• _EXERCISE_
Repeat, exactly and completely, the entries shown underneath.

• _RECORDS FOR THIS EXERCISE_
━━━━━━━━━━━━━━━━━━━━━━━━━━━━━━

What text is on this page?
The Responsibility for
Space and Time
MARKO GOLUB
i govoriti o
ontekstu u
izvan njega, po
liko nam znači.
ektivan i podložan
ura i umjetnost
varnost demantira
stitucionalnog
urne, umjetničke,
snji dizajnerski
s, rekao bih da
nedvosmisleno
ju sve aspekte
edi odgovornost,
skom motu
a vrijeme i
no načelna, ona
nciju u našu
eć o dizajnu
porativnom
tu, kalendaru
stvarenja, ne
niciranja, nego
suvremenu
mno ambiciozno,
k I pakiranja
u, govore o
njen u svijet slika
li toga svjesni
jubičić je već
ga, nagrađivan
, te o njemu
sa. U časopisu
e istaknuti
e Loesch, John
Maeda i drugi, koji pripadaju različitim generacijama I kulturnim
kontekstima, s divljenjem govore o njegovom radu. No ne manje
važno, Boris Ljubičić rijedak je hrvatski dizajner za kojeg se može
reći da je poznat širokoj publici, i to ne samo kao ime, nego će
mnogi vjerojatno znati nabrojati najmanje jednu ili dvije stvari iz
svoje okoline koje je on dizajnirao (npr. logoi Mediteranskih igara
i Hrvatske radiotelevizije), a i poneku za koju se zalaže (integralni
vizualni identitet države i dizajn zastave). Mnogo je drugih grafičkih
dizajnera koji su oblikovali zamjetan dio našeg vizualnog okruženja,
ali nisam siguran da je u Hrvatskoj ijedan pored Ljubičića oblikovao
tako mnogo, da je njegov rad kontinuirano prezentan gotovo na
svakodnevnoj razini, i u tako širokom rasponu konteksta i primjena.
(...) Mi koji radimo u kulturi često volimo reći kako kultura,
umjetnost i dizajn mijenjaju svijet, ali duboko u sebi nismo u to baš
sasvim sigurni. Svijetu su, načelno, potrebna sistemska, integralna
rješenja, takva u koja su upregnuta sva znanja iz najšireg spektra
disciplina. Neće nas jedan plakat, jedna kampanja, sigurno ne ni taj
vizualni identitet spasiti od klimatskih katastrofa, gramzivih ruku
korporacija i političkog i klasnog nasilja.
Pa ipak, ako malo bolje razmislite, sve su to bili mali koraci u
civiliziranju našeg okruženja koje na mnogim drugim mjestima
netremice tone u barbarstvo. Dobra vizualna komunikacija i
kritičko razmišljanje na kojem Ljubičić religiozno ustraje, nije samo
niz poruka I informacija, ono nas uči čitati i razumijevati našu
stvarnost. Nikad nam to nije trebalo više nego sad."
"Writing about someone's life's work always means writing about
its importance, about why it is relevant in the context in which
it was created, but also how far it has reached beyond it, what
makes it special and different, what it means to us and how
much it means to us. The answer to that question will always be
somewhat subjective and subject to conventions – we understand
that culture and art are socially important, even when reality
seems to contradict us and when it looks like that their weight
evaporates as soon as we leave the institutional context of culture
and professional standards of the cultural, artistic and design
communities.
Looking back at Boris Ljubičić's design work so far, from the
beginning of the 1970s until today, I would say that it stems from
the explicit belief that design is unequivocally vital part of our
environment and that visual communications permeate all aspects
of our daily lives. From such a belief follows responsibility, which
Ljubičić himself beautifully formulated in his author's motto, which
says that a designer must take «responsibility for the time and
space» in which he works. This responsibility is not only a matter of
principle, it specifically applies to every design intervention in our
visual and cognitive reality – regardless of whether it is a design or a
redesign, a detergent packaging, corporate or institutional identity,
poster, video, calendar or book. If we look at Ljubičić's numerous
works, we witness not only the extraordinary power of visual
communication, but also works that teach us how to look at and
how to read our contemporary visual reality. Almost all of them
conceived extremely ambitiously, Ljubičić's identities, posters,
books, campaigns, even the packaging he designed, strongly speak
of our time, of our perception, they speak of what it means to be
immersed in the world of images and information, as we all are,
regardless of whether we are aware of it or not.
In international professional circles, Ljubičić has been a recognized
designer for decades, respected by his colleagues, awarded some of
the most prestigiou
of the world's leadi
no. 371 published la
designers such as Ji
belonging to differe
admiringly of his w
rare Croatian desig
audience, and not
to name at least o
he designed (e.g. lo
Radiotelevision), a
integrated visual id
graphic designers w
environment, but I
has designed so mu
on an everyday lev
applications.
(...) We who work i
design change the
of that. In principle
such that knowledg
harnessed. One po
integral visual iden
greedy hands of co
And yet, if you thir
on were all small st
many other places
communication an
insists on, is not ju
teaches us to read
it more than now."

━━━━━━━━━━━━━━━━━━━━━━━━━━━━━━

• _SOLUTION_
What text is on this page?
The Responsibility for
Space and Time
MARKO GOLUB
i govoriti o
ontekstu u
izvan njega, po
liko nam znači.
ektivan i podložan
ura i umjetnost
varnost demantira
stitucionalnog
urne, umjetničke,
snji dizajnerski
s, rekao bih da
nedvosmisleno
ju sve aspekte
edi odgovornost,
skom motu
a vrijeme i
no načelna, ona
nciju u našu
eć o dizajnu
porativnom
tu, kalendaru
stvarenja, ne
niciranja, nego
suvremenu
mno ambiciozno,
k I pakiranja
u, govore o
njen u svijet slika
li toga svjesni
jubičić je već
ga, nagrađivan
, te o njemu
sa. U časopisu
e istaknuti
e Loesch, John
Maeda i drugi, koji pripadaju različitim generacijama I kulturnim
kontekstima, s divljenjem govore o njegovom radu. No ne manje
važno, Boris Ljubičić rijedak je hrvatski dizajner za kojeg se može
reći da je poznat širokoj publici, i to ne samo kao ime, nego će
mnogi vjerojatno znati nabrojati najmanje jednu ili dvije stvari iz
svoje okoline koje je on dizajnirao (npr. logoi Mediteranskih igara
i Hrvatske radiotelevizije), a i poneku za koju se zalaže (integralni
vizualni identitet države i dizajn zastave). Mnogo je drugih grafičkih
dizajnera koji su oblikovali zamjetan dio našeg vizualnog okruženja,
ali nisam siguran da je u Hrvatskoj ijedan pored Ljubičića oblikovao
tako mnogo, da je njegov rad kontinuirano prezentan gotovo na
svakodnevnoj razini, i u tako širokom rasponu konteksta i primjena.
(...) Mi koji radimo u kulturi često volimo reći kako kultura,
umjetnost i dizajn mijenjaju svijet, ali duboko u sebi nismo u to baš
sasvim sigurni. Svijetu su, načelno, potrebna sistemska, integralna
rješenja, takva u koja su upregnuta sva znanja iz najšireg spektra
disciplina. Neće nas jedan plakat, jedna kampanja, sigurno ne ni taj
vizualni identitet spasiti od klimatskih katastrofa, gramzivih ruku
korporacija i političkog i klasnog nasilja.
Pa ipak, ako malo bolje razmislite, sve su to bili mali koraci u
civiliziranju našeg okruženja koje na mnogim drugim mjestima
netremice tone u barbarstvo. Dobra vizualna komunikacija i
kritičko razmišljanje na kojem Ljubičić religiozno ustraje, nije samo
niz poruka I informacija, ono nas uči čitati i razumijevati našu
stvarnost. Nikad nam to nije trebalo više nego sad."
"Writing about someone's life's work always means writing about
its importance, about why it is relevant in the context in which
it was created, but also how far it has reached beyond it, what
makes it special and different, what it means to us and how
much it means to us. The answer to that question will always be
somewhat subjective and subject to conventions – we understand
that culture and art are socially important, even when reality
seems to contradict us and when it looks like that their weight
evaporates as soon as we leave the institutional context of culture
and professional standards of the cultural, artistic and design
communities.
Looking back at Boris Ljubičić's design work so far, from the
beginning of the 1970s until today, I would say that it stems from
the explicit belief that design is unequivocally vital part of our
environment and that visual communications permeate all aspects
of our daily lives. From such a belief follows responsibility, which
Ljubičić himself beautifully formulated in his author's motto, which
says that a designer must take «responsibility for the time and
space» in which he works. This responsibility is not only a matter of
principle, it specifically applies to every design intervention in our
visual and cognitive reality – regardless of whether it is a design or a
redesign, a detergent packaging, corporate or institutional identity,
poster, video, calendar or book. If we look at Ljubičić's numerous
works, we witness not only the extraordinary power of visual
communication, but also works that teach us how to look at and
how to read our contemporary visual reality. Almost all of them
conceived extremely ambitiously, Ljubičić's identities, posters,
books, campaigns, even the packaging he designed, strongly speak
of our time, of our perception, they speak of what it means to be
immersed in the world of images and information, as we all are,
regardless of whether we are aware of it or not.
In international professional circles, Ljubičić has been a recognized
designer for decades, respected by his colleagues, awarded some of
the most prestigiou
of the world's leadi
no. 371 published la
designers such as Ji
belonging to differe
admiringly of his w
rare Croatian desig
audience, and not
to name at least o
he designed (e.g. lo
Radiotelevision), a
integrated visual id
graphic designers w
environment, but I
has designed so mu
on an everyday lev
applications.
(...) We who work i
design change the
of that. In principle
such that knowledg
harnessed. One po
integral visual iden
greedy hands of co
And yet, if you thir
on were all small st
many other places
communication an
insists on, is not ju
teaches us to read
it more than now."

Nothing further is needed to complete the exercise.